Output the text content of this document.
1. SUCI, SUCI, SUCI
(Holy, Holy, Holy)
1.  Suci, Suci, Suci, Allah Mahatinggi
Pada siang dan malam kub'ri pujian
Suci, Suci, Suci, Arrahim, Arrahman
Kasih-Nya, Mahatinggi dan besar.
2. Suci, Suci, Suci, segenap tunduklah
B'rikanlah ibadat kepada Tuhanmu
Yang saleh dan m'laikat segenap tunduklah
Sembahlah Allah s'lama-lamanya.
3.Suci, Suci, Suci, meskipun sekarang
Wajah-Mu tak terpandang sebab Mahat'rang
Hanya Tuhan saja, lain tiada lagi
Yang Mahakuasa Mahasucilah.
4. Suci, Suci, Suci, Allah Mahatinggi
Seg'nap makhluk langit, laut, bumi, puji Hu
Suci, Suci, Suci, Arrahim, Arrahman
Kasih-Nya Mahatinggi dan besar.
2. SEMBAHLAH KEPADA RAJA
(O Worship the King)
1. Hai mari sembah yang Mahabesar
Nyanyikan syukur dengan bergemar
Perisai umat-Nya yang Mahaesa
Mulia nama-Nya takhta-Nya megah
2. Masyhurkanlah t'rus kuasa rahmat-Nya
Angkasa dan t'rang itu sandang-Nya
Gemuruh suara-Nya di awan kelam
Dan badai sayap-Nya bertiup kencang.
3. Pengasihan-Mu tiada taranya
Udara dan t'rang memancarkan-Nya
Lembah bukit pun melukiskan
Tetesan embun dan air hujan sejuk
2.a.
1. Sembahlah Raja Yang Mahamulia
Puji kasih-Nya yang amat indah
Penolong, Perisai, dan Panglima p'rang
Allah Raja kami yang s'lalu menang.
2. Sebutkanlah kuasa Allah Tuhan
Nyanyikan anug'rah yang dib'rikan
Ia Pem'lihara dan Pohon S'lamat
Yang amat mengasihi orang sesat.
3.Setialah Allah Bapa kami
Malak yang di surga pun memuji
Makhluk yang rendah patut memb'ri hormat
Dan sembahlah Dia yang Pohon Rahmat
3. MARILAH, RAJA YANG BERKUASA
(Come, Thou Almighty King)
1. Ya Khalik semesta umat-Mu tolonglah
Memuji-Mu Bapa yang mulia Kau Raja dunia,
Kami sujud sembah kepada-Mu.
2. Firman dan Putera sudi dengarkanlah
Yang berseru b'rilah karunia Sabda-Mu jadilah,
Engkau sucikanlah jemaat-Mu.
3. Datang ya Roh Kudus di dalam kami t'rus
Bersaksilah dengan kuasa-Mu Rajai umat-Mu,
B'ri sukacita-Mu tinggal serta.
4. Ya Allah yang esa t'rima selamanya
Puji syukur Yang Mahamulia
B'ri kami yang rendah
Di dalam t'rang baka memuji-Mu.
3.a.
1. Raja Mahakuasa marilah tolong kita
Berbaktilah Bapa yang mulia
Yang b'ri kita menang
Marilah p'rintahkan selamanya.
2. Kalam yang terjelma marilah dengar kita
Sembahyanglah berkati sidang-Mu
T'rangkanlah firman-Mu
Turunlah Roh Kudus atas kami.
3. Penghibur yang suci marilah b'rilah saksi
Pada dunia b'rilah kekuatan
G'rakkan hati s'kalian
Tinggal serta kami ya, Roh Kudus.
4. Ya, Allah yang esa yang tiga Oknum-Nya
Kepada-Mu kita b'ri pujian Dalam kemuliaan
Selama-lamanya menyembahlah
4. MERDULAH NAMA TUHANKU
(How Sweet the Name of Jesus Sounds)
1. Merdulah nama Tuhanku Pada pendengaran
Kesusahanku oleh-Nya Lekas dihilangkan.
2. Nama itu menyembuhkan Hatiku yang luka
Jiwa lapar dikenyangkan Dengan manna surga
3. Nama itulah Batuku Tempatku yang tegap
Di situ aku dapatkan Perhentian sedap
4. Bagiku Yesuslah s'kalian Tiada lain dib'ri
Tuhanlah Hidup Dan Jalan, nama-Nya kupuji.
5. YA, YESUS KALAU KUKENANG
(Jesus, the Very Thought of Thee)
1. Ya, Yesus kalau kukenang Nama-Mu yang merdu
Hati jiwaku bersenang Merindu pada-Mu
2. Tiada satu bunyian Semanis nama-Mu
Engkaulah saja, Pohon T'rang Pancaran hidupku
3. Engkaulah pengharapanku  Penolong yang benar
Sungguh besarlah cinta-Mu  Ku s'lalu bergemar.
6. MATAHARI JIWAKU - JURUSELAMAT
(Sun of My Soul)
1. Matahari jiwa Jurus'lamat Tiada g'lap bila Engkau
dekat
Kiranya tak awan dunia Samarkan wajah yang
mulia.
= = =
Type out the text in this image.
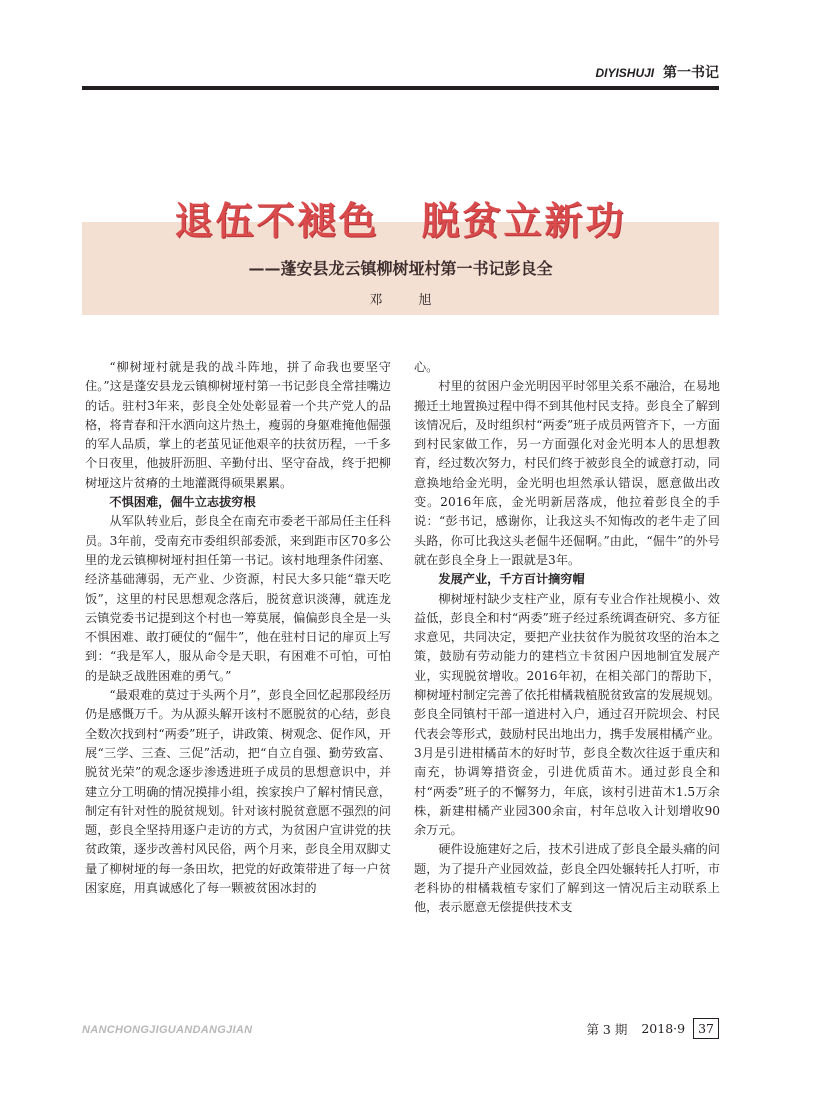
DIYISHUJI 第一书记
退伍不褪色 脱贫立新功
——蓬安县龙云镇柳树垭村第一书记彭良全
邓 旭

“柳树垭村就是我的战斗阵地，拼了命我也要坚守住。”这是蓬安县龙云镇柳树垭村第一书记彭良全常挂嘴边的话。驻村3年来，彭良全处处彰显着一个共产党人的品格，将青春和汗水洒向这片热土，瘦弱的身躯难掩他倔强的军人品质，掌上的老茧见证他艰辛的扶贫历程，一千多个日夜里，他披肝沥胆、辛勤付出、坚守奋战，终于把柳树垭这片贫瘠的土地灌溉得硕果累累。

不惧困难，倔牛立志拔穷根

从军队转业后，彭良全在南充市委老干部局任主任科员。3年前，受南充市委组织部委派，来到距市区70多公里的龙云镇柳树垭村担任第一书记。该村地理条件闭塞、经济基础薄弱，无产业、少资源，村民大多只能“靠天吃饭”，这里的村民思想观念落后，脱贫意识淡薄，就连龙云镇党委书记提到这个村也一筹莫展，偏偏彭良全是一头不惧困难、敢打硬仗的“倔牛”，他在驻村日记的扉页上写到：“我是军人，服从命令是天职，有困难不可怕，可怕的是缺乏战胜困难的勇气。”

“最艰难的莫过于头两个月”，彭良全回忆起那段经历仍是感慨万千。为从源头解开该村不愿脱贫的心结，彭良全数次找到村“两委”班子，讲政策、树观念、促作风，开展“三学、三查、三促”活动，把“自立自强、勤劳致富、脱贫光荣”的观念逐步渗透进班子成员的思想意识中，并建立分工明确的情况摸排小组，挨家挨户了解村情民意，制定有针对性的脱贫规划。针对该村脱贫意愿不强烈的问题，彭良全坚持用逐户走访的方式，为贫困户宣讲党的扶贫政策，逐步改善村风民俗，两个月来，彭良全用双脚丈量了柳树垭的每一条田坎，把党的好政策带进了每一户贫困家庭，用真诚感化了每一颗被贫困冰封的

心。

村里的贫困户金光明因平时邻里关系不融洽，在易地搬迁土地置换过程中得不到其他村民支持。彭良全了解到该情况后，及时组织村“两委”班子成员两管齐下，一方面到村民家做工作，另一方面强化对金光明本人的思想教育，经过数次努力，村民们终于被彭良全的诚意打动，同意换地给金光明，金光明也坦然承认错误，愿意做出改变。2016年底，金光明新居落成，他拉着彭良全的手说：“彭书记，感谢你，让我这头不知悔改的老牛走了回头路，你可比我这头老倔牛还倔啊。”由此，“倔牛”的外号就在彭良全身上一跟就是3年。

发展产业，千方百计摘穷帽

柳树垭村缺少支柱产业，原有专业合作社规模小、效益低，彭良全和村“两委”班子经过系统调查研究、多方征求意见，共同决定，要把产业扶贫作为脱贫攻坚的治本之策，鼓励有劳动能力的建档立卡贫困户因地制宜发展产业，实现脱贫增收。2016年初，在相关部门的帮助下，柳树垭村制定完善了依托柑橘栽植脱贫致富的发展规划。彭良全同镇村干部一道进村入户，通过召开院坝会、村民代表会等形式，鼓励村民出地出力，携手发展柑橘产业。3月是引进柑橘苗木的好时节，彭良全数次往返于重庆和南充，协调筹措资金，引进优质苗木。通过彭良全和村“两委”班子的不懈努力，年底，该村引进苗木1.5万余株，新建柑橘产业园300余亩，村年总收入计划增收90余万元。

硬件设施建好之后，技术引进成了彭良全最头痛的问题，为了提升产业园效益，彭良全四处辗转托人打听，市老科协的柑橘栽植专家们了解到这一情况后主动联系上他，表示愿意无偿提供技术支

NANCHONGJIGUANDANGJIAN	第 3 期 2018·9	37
= = =
**CHALLENGE**
Gather all lines from the listing above in which "kalian" occurs.

**OUTPUT OF THE TASK**
G'rakkan hati s'kalian
4. Bagiku Yesuslah s'kalian Tiada lain dib'ri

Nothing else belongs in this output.